Each entry below should be returned exactly as is, with the pictures removed.

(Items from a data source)
▬▬▬

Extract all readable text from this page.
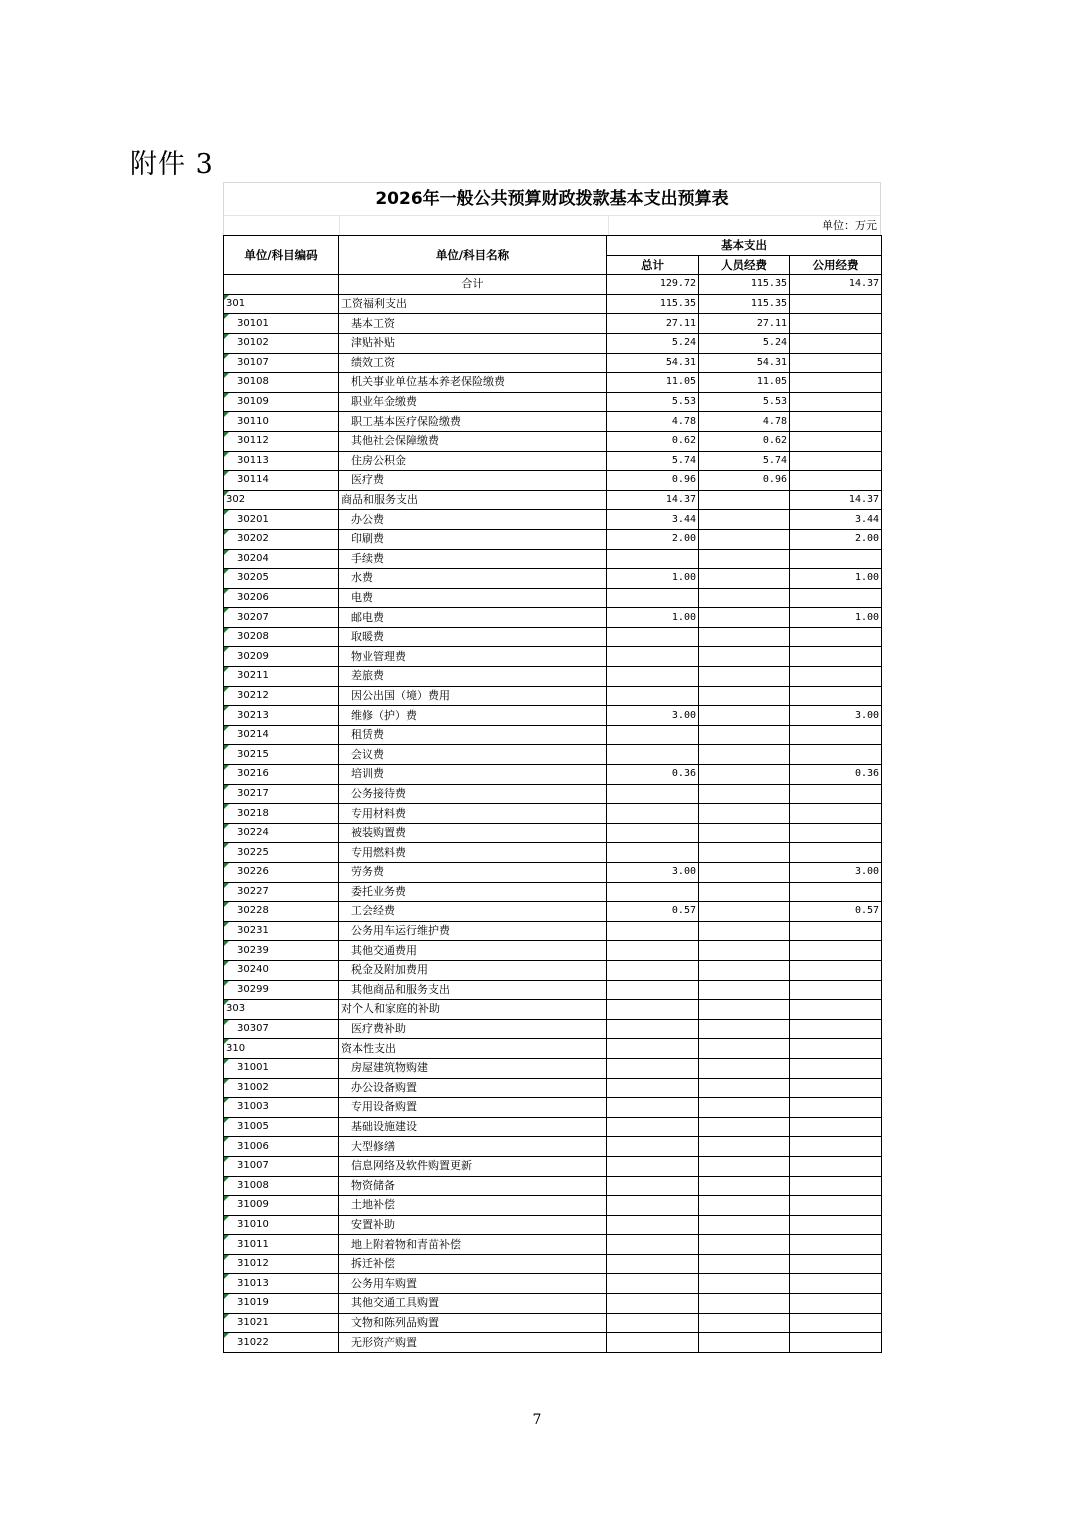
附件 3
2026年一般公共预算财政拨款基本支出预算表
单位：万元
单位/科目编码	单位/科目名称	基本支出		
		总计	人员经费	公用经费
	合计	129.72	115.35	14.37
301	工资福利支出	115.35	115.35	
30101	基本工资	27.11	27.11	
30102	津贴补贴	5.24	5.24	
30107	绩效工资	54.31	54.31	
30108	机关事业单位基本养老保险缴费	11.05	11.05	
30109	职业年金缴费	5.53	5.53	
30110	职工基本医疗保险缴费	4.78	4.78	
30112	其他社会保障缴费	0.62	0.62	
30113	住房公积金	5.74	5.74	
30114	医疗费	0.96	0.96	
302	商品和服务支出	14.37		14.37
30201	办公费	3.44		3.44
30202	印刷费	2.00		2.00
30204	手续费			
30205	水费	1.00		1.00
30206	电费			
30207	邮电费	1.00		1.00
30208	取暖费			
30209	物业管理费			
30211	差旅费			
30212	因公出国（境）费用			
30213	维修（护）费	3.00		3.00
30214	租赁费			
30215	会议费			
30216	培训费	0.36		0.36
30217	公务接待费			
30218	专用材料费			
30224	被装购置费			
30225	专用燃料费			
30226	劳务费	3.00		3.00
30227	委托业务费			
30228	工会经费	0.57		0.57
30231	公务用车运行维护费			
30239	其他交通费用			
30240	税金及附加费用			
30299	其他商品和服务支出			
303	对个人和家庭的补助			
30307	医疗费补助			
310	资本性支出			
31001	房屋建筑物购建			
31002	办公设备购置			
31003	专用设备购置			
31005	基础设施建设			
31006	大型修缮			
31007	信息网络及软件购置更新			
31008	物资储备			
31009	土地补偿			
31010	安置补助			
31011	地上附着物和青苗补偿			
31012	拆迁补偿			
31013	公务用车购置			
31019	其他交通工具购置			
31021	文物和陈列品购置			
31022	无形资产购置			
7
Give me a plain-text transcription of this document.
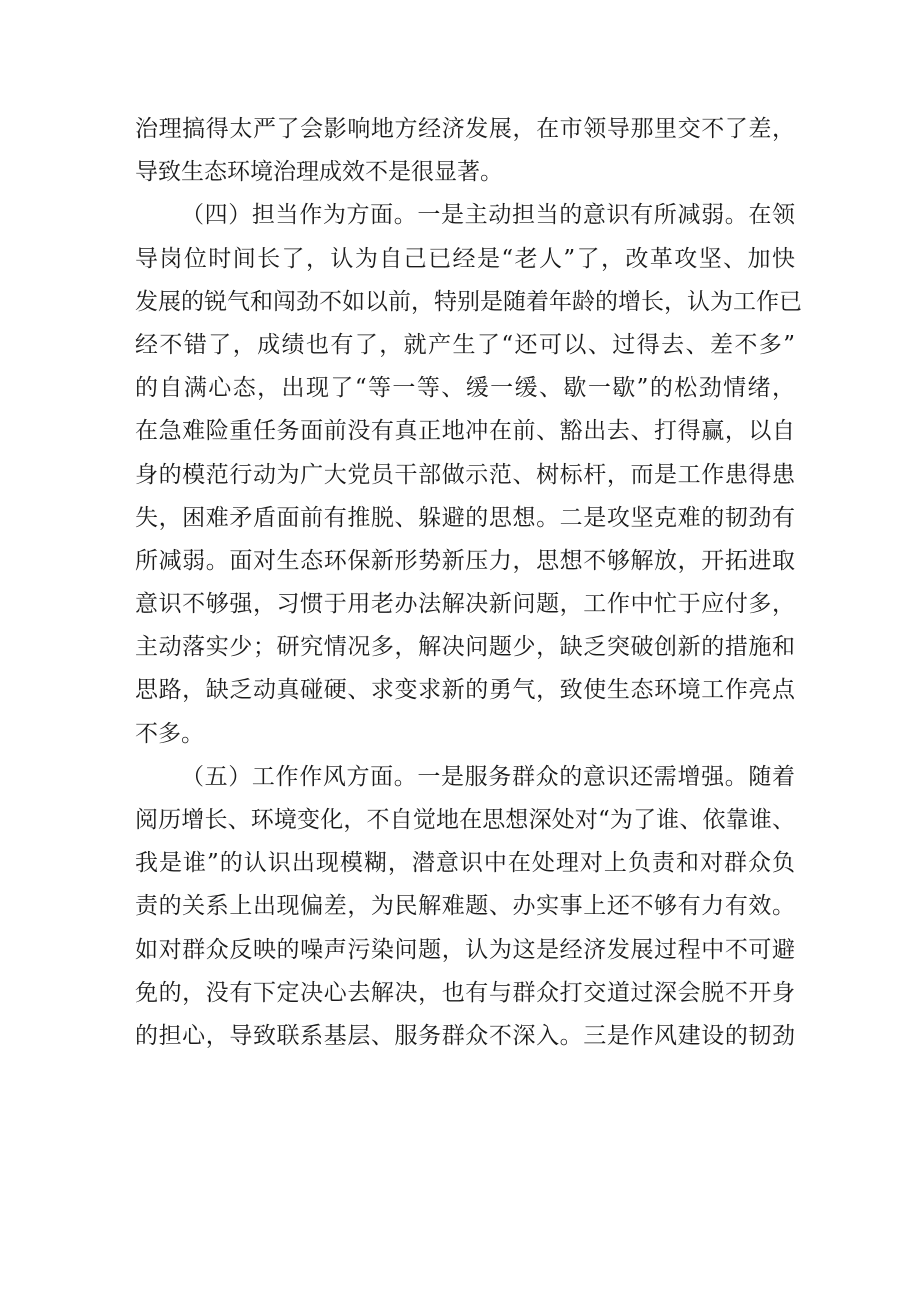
治理搞得太严了会影响地方经济发展，在市领导那里交不了差，
导致生态环境治理成效不是很显著。
（四）担当作为方面。一是主动担当的意识有所减弱。在领
导岗位时间长了，认为自己已经是“老人”了，改革攻坚、加快
发展的锐气和闯劲不如以前，特别是随着年龄的增长，认为工作已
经不错了，成绩也有了，就产生了“还可以、过得去、差不多”
的自满心态，出现了“等一等、缓一缓、歇一歇”的松劲情绪，
在急难险重任务面前没有真正地冲在前、豁出去、打得赢，以自
身的模范行动为广大党员干部做示范、树标杆，而是工作患得患
失，困难矛盾面前有推脱、躲避的思想。二是攻坚克难的韧劲有
所减弱。面对生态环保新形势新压力，思想不够解放，开拓进取
意识不够强，习惯于用老办法解决新问题，工作中忙于应付多，
主动落实少；研究情况多，解决问题少，缺乏突破创新的措施和
思路，缺乏动真碰硬、求变求新的勇气，致使生态环境工作亮点
不多。
（五）工作作风方面。一是服务群众的意识还需增强。随着
阅历增长、环境变化，不自觉地在思想深处对“为了谁、依靠谁、
我是谁”的认识出现模糊，潜意识中在处理对上负责和对群众负
责的关系上出现偏差，为民解难题、办实事上还不够有力有效。
如对群众反映的噪声污染问题，认为这是经济发展过程中不可避
免的，没有下定决心去解决，也有与群众打交道过深会脱不开身
的担心，导致联系基层、服务群众不深入。三是作风建设的韧劲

▬▬▬

• RESULT FOR THIS TASK
Extract all readable text from this page.
附件 3
2026年一般公共预算财政拨款基本支出预算表
单位：万元
单位/科目编码	单位/科目名称	基本支出		
		总计	人员经费	公用经费
	合计	129.72	115.35	14.37
301	工资福利支出	115.35	115.35	
30101	基本工资	27.11	27.11	
30102	津贴补贴	5.24	5.24	
30107	绩效工资	54.31	54.31	
30108	机关事业单位基本养老保险缴费	11.05	11.05	
30109	职业年金缴费	5.53	5.53	
30110	职工基本医疗保险缴费	4.78	4.78	
30112	其他社会保障缴费	0.62	0.62	
30113	住房公积金	5.74	5.74	
30114	医疗费	0.96	0.96	
302	商品和服务支出	14.37		14.37
30201	办公费	3.44		3.44
30202	印刷费	2.00		2.00
30204	手续费			
30205	水费	1.00		1.00
30206	电费			
30207	邮电费	1.00		1.00
30208	取暖费			
30209	物业管理费			
30211	差旅费			
30212	因公出国（境）费用			
30213	维修（护）费	3.00		3.00
30214	租赁费			
30215	会议费			
30216	培训费	0.36		0.36
30217	公务接待费			
30218	专用材料费			
30224	被装购置费			
30225	专用燃料费			
30226	劳务费	3.00		3.00
30227	委托业务费			
30228	工会经费	0.57		0.57
30231	公务用车运行维护费			
30239	其他交通费用			
30240	税金及附加费用			
30299	其他商品和服务支出			
303	对个人和家庭的补助			
30307	医疗费补助			
310	资本性支出			
31001	房屋建筑物购建			
31002	办公设备购置			
31003	专用设备购置			
31005	基础设施建设			
31006	大型修缮			
31007	信息网络及软件购置更新			
31008	物资储备			
31009	土地补偿			
31010	安置补助			
31011	地上附着物和青苗补偿			
31012	拆迁补偿			
31013	公务用车购置			
31019	其他交通工具购置			
31021	文物和陈列品购置			
31022	无形资产购置			
7
Give me a plain-text transcription of this document.
治理搞得太严了会影响地方经济发展，在市领导那里交不了差，
导致生态环境治理成效不是很显著。
（四）担当作为方面。一是主动担当的意识有所减弱。在领
导岗位时间长了，认为自己已经是“老人”了，改革攻坚、加快
发展的锐气和闯劲不如以前，特别是随着年龄的增长，认为工作已
经不错了，成绩也有了，就产生了“还可以、过得去、差不多”
的自满心态，出现了“等一等、缓一缓、歇一歇”的松劲情绪，
在急难险重任务面前没有真正地冲在前、豁出去、打得赢，以自
身的模范行动为广大党员干部做示范、树标杆，而是工作患得患
失，困难矛盾面前有推脱、躲避的思想。二是攻坚克难的韧劲有
所减弱。面对生态环保新形势新压力，思想不够解放，开拓进取
意识不够强，习惯于用老办法解决新问题，工作中忙于应付多，
主动落实少；研究情况多，解决问题少，缺乏突破创新的措施和
思路，缺乏动真碰硬、求变求新的勇气，致使生态环境工作亮点
不多。
（五）工作作风方面。一是服务群众的意识还需增强。随着
阅历增长、环境变化，不自觉地在思想深处对“为了谁、依靠谁、
我是谁”的认识出现模糊，潜意识中在处理对上负责和对群众负
责的关系上出现偏差，为民解难题、办实事上还不够有力有效。
如对群众反映的噪声污染问题，认为这是经济发展过程中不可避
免的，没有下定决心去解决，也有与群众打交道过深会脱不开身
的担心，导致联系基层、服务群众不深入。三是作风建设的韧劲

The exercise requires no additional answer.